> Challenge
Print all the data, keeping every line exactly as it is.

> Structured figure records
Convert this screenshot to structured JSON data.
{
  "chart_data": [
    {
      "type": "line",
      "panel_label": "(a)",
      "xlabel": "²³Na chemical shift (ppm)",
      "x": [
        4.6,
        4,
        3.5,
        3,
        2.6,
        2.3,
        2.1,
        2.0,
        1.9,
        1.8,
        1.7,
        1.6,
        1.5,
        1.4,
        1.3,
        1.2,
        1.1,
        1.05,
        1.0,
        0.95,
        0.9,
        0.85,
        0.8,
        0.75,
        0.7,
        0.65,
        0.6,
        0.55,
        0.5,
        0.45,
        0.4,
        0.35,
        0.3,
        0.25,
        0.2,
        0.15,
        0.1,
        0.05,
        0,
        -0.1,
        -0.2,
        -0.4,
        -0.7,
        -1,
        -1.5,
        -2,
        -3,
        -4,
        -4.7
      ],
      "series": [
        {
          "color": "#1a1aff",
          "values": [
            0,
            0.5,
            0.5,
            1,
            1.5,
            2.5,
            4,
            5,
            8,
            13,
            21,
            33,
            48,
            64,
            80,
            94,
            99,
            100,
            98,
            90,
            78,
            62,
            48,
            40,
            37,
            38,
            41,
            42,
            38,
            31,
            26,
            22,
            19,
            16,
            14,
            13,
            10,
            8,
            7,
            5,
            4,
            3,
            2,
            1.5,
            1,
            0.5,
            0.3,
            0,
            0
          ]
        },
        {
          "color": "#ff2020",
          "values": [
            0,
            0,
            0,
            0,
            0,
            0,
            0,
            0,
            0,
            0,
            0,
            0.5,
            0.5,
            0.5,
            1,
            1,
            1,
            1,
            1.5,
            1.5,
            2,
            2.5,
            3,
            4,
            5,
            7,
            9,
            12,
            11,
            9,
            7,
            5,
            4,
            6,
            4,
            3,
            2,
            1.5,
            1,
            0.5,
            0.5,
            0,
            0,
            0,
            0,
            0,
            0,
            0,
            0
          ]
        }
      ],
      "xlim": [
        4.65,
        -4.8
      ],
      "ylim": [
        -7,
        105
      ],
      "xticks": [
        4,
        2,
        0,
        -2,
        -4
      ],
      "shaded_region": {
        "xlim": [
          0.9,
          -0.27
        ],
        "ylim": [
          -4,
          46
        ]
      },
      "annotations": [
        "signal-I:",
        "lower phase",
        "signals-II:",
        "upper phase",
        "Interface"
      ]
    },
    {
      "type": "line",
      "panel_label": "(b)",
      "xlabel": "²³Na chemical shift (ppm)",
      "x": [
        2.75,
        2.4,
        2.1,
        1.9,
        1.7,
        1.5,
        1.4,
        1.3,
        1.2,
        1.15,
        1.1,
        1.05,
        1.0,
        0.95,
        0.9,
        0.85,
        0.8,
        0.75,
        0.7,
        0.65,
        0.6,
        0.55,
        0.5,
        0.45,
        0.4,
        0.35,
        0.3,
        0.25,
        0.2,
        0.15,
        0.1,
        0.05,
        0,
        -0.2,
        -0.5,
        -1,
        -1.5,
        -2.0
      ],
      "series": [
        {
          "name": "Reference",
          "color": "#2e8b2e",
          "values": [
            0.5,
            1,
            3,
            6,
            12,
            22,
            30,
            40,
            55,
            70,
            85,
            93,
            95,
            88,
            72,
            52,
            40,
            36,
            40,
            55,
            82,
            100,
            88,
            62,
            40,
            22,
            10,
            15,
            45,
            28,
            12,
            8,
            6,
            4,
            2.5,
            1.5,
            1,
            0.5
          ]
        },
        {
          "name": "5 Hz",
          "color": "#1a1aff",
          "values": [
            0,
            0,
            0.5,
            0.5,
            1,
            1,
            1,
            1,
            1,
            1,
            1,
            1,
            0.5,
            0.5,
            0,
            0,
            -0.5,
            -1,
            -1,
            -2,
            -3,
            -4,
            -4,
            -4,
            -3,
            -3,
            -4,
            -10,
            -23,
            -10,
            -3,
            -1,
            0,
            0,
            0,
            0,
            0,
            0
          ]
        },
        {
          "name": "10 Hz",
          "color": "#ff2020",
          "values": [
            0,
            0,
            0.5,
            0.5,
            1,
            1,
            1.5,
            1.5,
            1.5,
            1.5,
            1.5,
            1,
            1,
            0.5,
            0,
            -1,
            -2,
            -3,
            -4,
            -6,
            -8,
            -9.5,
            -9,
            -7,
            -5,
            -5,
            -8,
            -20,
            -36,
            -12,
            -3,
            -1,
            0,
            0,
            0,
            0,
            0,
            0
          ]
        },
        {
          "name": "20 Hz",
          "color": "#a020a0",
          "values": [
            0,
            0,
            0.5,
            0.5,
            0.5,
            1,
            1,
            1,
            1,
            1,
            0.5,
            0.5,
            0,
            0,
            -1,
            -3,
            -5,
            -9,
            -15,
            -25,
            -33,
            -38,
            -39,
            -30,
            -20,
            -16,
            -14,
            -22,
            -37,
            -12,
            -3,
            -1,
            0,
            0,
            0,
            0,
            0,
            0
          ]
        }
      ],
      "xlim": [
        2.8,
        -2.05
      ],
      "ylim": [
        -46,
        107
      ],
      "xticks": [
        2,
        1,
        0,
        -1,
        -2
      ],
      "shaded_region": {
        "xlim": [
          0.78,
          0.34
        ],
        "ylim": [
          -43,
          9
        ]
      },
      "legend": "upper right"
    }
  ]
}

> Complete answer
Convert this screenshot to structured JSON data.
{
  "chart_data": [
    {
      "type": "line",
      "panel_label": "(a)",
      "xlabel": "²³Na chemical shift (ppm)",
      "x": [
        4.6,
        4,
        3.5,
        3,
        2.6,
        2.3,
        2.1,
        2.0,
        1.9,
        1.8,
        1.7,
        1.6,
        1.5,
        1.4,
        1.3,
        1.2,
        1.1,
        1.05,
        1.0,
        0.95,
        0.9,
        0.85,
        0.8,
        0.75,
        0.7,
        0.65,
        0.6,
        0.55,
        0.5,
        0.45,
        0.4,
        0.35,
        0.3,
        0.25,
        0.2,
        0.15,
        0.1,
        0.05,
        0,
        -0.1,
        -0.2,
        -0.4,
        -0.7,
        -1,
        -1.5,
        -2,
        -3,
        -4,
        -4.7
      ],
      "series": [
        {
          "color": "#1a1aff",
          "values": [
            0,
            0.5,
            0.5,
            1,
            1.5,
            2.5,
            4,
            5,
            8,
            13,
            21,
            33,
            48,
            64,
            80,
            94,
            99,
            100,
            98,
            90,
            78,
            62,
            48,
            40,
            37,
            38,
            41,
            42,
            38,
            31,
            26,
            22,
            19,
            16,
            14,
            13,
            10,
            8,
            7,
            5,
            4,
            3,
            2,
            1.5,
            1,
            0.5,
            0.3,
            0,
            0
          ]
        },
        {
          "color": "#ff2020",
          "values": [
            0,
            0,
            0,
            0,
            0,
            0,
            0,
            0,
            0,
            0,
            0,
            0.5,
            0.5,
            0.5,
            1,
            1,
            1,
            1,
            1.5,
            1.5,
            2,
            2.5,
            3,
            4,
            5,
            7,
            9,
            12,
            11,
            9,
            7,
            5,
            4,
            6,
            4,
            3,
            2,
            1.5,
            1,
            0.5,
            0.5,
            0,
            0,
            0,
            0,
            0,
            0,
            0,
            0
          ]
        }
      ],
      "xlim": [
        4.65,
        -4.8
      ],
      "ylim": [
        -7,
        105
      ],
      "xticks": [
        4,
        2,
        0,
        -2,
        -4
      ],
      "shaded_region": {
        "xlim": [
          0.9,
          -0.27
        ],
        "ylim": [
          -4,
          46
        ]
      },
      "annotations": [
        "signal-I:",
        "lower phase",
        "signals-II:",
        "upper phase",
        "Interface"
      ]
    },
    {
      "type": "line",
      "panel_label": "(b)",
      "xlabel": "²³Na chemical shift (ppm)",
      "x": [
        2.75,
        2.4,
        2.1,
        1.9,
        1.7,
        1.5,
        1.4,
        1.3,
        1.2,
        1.15,
        1.1,
        1.05,
        1.0,
        0.95,
        0.9,
        0.85,
        0.8,
        0.75,
        0.7,
        0.65,
        0.6,
        0.55,
        0.5,
        0.45,
        0.4,
        0.35,
        0.3,
        0.25,
        0.2,
        0.15,
        0.1,
        0.05,
        0,
        -0.2,
        -0.5,
        -1,
        -1.5,
        -2.0
      ],
      "series": [
        {
          "name": "Reference",
          "color": "#2e8b2e",
          "values": [
            0.5,
            1,
            3,
            6,
            12,
            22,
            30,
            40,
            55,
            70,
            85,
            93,
            95,
            88,
            72,
            52,
            40,
            36,
            40,
            55,
            82,
            100,
            88,
            62,
            40,
            22,
            10,
            15,
            45,
            28,
            12,
            8,
            6,
            4,
            2.5,
            1.5,
            1,
            0.5
          ]
        },
        {
          "name": "5 Hz",
          "color": "#1a1aff",
          "values": [
            0,
            0,
            0.5,
            0.5,
            1,
            1,
            1,
            1,
            1,
            1,
            1,
            1,
            0.5,
            0.5,
            0,
            0,
            -0.5,
            -1,
            -1,
            -2,
            -3,
            -4,
            -4,
            -4,
            -3,
            -3,
            -4,
            -10,
            -23,
            -10,
            -3,
            -1,
            0,
            0,
            0,
            0,
            0,
            0
          ]
        },
        {
          "name": "10 Hz",
          "color": "#ff2020",
          "values": [
            0,
            0,
            0.5,
            0.5,
            1,
            1,
            1.5,
            1.5,
            1.5,
            1.5,
            1.5,
            1,
            1,
            0.5,
            0,
            -1,
            -2,
            -3,
            -4,
            -6,
            -8,
            -9.5,
            -9,
            -7,
            -5,
            -5,
            -8,
            -20,
            -36,
            -12,
            -3,
            -1,
            0,
            0,
            0,
            0,
            0,
            0
          ]
        },
        {
          "name": "20 Hz",
          "color": "#a020a0",
          "values": [
            0,
            0,
            0.5,
            0.5,
            0.5,
            1,
            1,
            1,
            1,
            1,
            0.5,
            0.5,
            0,
            0,
            -1,
            -3,
            -5,
            -9,
            -15,
            -25,
            -33,
            -38,
            -39,
            -30,
            -20,
            -16,
            -14,
            -22,
            -37,
            -12,
            -3,
            -1,
            0,
            0,
            0,
            0,
            0,
            0
          ]
        }
      ],
      "xlim": [
        2.8,
        -2.05
      ],
      "ylim": [
        -46,
        107
      ],
      "xticks": [
        2,
        1,
        0,
        -1,
        -2
      ],
      "shaded_region": {
        "xlim": [
          0.78,
          0.34
        ],
        "ylim": [
          -43,
          9
        ]
      },
      "legend": "upper right"
    }
  ]
}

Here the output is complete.